> TASK INSTRUCTIONS: Below is a set of records. Repeat all of them exactly.

> RECORD LIST:
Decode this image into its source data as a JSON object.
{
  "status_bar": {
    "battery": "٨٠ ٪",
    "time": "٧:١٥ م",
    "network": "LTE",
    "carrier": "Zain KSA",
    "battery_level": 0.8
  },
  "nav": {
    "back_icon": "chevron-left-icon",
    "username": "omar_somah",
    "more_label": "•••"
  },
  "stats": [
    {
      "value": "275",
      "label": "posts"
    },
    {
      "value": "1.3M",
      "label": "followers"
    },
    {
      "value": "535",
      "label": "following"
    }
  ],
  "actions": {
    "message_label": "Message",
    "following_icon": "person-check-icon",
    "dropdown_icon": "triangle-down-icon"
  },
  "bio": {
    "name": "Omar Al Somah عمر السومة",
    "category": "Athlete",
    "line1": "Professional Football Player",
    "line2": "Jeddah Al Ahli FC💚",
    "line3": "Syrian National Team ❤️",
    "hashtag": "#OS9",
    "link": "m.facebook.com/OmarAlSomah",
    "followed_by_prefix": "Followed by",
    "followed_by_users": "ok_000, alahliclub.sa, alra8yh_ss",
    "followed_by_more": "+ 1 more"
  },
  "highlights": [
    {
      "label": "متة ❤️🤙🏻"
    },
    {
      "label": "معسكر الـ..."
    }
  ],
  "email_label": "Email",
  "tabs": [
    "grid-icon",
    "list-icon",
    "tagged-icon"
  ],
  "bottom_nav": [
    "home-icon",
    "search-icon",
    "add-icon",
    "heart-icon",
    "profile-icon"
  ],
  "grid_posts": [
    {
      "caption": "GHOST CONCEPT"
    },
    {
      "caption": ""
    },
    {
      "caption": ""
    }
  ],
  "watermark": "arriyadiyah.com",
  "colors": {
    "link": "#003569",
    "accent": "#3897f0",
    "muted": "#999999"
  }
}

> ANSWER:
Decode this image into its source data as a JSON object.
{
  "status_bar": {
    "battery": "٨٠ ٪",
    "time": "٧:١٥ م",
    "network": "LTE",
    "carrier": "Zain KSA",
    "battery_level": 0.8
  },
  "nav": {
    "back_icon": "chevron-left-icon",
    "username": "omar_somah",
    "more_label": "•••"
  },
  "stats": [
    {
      "value": "275",
      "label": "posts"
    },
    {
      "value": "1.3M",
      "label": "followers"
    },
    {
      "value": "535",
      "label": "following"
    }
  ],
  "actions": {
    "message_label": "Message",
    "following_icon": "person-check-icon",
    "dropdown_icon": "triangle-down-icon"
  },
  "bio": {
    "name": "Omar Al Somah عمر السومة",
    "category": "Athlete",
    "line1": "Professional Football Player",
    "line2": "Jeddah Al Ahli FC💚",
    "line3": "Syrian National Team ❤️",
    "hashtag": "#OS9",
    "link": "m.facebook.com/OmarAlSomah",
    "followed_by_prefix": "Followed by",
    "followed_by_users": "ok_000, alahliclub.sa, alra8yh_ss",
    "followed_by_more": "+ 1 more"
  },
  "highlights": [
    {
      "label": "متة ❤️🤙🏻"
    },
    {
      "label": "معسكر الـ..."
    }
  ],
  "email_label": "Email",
  "tabs": [
    "grid-icon",
    "list-icon",
    "tagged-icon"
  ],
  "bottom_nav": [
    "home-icon",
    "search-icon",
    "add-icon",
    "heart-icon",
    "profile-icon"
  ],
  "grid_posts": [
    {
      "caption": "GHOST CONCEPT"
    },
    {
      "caption": ""
    },
    {
      "caption": ""
    }
  ],
  "watermark": "arriyadiyah.com",
  "colors": {
    "link": "#003569",
    "accent": "#3897f0",
    "muted": "#999999"
  }
}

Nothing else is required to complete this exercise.